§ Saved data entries
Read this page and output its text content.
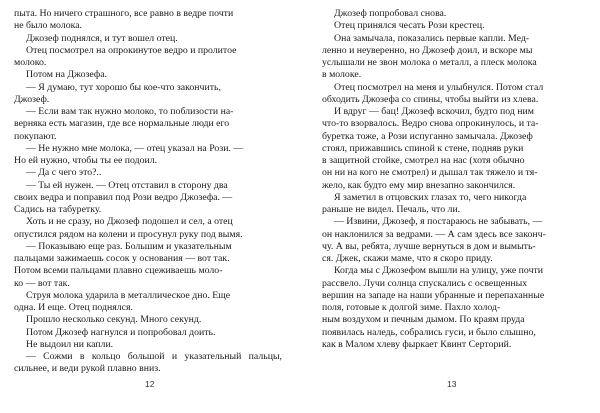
пыта. Но ничего страшного, все равно в ведре почти
не было молока.

Джозеф поднялся, и тут вошел отец.

Отец посмотрел на опрокинутое ведро и пролитое
молоко.

Потом на Джозефа.

— Я думаю, тут хорошо бы кое-что закончить,
Джозеф.

— Если вам так нужно молоко, то поблизости на-
верняка есть магазин, где все нормальные люди его
покупают.

— Не нужно мне молока, — отец указал на Рози. —
Но ей нужно, чтобы ты ее подоил.

— Да с чего это?..

— Ты ей нужен. — Отец отставил в сторону два
своих ведра и поправил под Рози ведро Джозефа. —
Садись на табуретку.

Хоть и не сразу, но Джозеф подошел и сел, а отец
опустился рядом на колени и просунул руку под вымя.

— Показываю еще раз. Большим и указательным
пальцами зажимаешь сосок у основания — вот так.
Потом всеми пальцами плавно сцеживаешь моло-
ко — вот так.

Струя молока ударила в металлическое дно. Еще
одна. И еще. Отец поднялся.

Прошло несколько секунд. Много секунд.

Потом Джозеф нагнулся и попробовал доить.

Не выдоил ни капли.

— Сожми в кольцо большой и указательный пальцы, сильнее, и веди рукой плавно вниз.

12

Джозеф попробовал снова.

Отец принялся чесать Рози крестец.

Она замычала, показались первые капли. Мед-
ленно и неуверенно, но Джозеф доил, и вскоре мы
услышали не звон молока о металл, а плеск молока
в молоке.

Отец посмотрел на меня и улыбнулся. Потом стал
обходить Джозефа со спины, чтобы выйти из хлева.

И вдруг — бац! Джозеф вскочил, будто под ним
что-то взорвалось. Ведро снова опрокинулось, и та-
буретка тоже, а Рози испуганно замычала. Джозеф
стоял, прижавшись спиной к стене, подняв руки
в защитной стойке, смотрел на нас (хотя обычно
он ни на кого не смотрел) и дышал так тяжело и тя-
жело, как будто ему мир внезапно закончился.

Я заметил в отцовских глазах то, чего никогда
раньше не видел. Печаль, что ли.

— Извини, Джозеф, я постараюсь не забывать, —
он наклонился за ведрами. — А сам здесь все законч-
чу. А вы, ребята, лучше вернуться в дом и вымыть-
ся. Джек, скажи маме, что я скоро приду.

Когда мы с Джозефом вышли на улицу, уже почти
рассвело. Лучи солнца спускались с освещенных
вершин на западе на наши убранные и перепаханные
поля, готовые к долгой зиме. Пахло холод-
ным воздухом и печным дымом. По краям пруда
появилась наледь, собрались гуси, и было слышно,
как в Малом хлеву фыркает Квинт Серторий.

13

§ To do
In the records above, find each line holding "поднялся" and copy it.

§ Reply
Джозеф поднялся, и тут вошел отец.
одна. И еще. Отец поднялся.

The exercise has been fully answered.